Selected excerpt:
↓
Note: "permalinks" may not be as permanent as we would like,
direct links of old sources may well be a few messages off.
On 01/15/2012 08:18 AM, Lars Ellenberg wrote:
> Some comments on where I think that script's logic
> is incomplete, still:
>
> First, if you manage to get a simultaneous cluster crash,
> and then only one node comes back, you'll be offline,
> and need admin intervention to get online again.
> There is no easy way around that, though,
> so that is a common problem to all such setups.
This is a valid concern, but if I understand right, it's more a problem
of "both crash, one recovers". If both recover, drbd should reconnect
and do it's magic, never calling this script. Assuming that is correct,
and barring a suggestion on reliably determining that it's ok to go
UpToDate/Primary, I'd rather leave things hung for an admin to deal
with, given the alternative risk of data loss.
↑
Spatial annotation entries:
↓
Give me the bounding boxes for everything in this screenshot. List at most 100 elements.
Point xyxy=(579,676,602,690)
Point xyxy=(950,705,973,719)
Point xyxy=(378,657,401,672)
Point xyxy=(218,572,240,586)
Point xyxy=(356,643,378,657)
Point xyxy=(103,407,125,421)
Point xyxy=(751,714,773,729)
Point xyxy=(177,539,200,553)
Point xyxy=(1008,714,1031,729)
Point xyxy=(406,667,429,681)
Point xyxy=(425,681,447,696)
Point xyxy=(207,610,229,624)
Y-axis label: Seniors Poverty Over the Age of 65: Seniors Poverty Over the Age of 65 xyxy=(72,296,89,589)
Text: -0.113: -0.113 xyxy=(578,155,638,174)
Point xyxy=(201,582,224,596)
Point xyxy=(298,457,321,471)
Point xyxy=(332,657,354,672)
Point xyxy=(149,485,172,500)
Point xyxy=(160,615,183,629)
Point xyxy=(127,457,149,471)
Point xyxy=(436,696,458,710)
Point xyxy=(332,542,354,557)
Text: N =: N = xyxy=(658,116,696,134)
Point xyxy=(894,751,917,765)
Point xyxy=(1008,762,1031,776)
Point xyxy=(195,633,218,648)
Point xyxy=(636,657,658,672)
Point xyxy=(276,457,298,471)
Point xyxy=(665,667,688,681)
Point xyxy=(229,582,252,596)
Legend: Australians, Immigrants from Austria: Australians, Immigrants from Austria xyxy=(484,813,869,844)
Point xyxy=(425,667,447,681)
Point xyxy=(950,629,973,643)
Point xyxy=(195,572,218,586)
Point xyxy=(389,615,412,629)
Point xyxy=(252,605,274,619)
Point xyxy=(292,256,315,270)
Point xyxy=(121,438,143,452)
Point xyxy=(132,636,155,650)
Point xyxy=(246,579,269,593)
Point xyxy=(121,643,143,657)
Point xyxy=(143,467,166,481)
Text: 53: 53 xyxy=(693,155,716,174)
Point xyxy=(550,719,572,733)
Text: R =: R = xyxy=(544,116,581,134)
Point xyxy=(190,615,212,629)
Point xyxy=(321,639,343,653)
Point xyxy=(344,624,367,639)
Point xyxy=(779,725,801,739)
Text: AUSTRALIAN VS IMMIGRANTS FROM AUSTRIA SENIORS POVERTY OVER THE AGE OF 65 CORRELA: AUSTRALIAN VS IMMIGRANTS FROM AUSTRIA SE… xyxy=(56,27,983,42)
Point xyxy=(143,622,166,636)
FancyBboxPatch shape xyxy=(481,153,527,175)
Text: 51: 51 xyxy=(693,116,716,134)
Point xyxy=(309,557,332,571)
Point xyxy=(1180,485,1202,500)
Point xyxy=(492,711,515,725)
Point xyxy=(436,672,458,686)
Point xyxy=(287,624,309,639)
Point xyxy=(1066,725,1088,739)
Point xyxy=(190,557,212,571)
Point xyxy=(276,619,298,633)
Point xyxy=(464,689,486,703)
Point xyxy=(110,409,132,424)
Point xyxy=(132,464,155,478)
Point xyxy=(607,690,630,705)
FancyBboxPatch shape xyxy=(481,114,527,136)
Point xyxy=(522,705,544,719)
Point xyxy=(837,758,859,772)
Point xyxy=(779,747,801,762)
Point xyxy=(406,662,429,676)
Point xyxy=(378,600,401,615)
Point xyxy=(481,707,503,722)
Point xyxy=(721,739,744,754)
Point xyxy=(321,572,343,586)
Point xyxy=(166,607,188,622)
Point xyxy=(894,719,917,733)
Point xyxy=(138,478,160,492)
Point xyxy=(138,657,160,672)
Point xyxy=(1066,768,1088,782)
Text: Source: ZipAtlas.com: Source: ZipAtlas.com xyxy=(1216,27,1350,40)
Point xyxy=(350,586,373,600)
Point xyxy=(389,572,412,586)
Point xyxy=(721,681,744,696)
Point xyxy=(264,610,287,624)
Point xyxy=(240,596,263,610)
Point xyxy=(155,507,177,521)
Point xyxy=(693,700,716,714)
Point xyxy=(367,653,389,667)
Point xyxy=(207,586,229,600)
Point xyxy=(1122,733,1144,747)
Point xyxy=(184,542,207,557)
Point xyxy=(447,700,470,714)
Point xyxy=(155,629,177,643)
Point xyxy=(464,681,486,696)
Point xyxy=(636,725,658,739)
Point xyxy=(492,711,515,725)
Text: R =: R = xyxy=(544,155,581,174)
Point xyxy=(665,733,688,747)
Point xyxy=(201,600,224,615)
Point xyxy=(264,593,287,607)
↑
Task 1: According to the reply in the DRBD thread, what three things should happen if both nodes recover? List them.
Task 2:
Answer these questions about the DRBD thread:
(a) According to the note at the top, by how much may direct links of old sources be off?
(b) Who wrote the quoted comments on the script's logic?
(c) What risk does the reply give as the alternative to leaving things hung for an admin?

Full output 1:
- DRBD should reconnect.
- It should do its magic.
- It should never call the script.

Full output 2:
(a) A few messages.
(b) Lars Ellenberg.
(c) Data loss.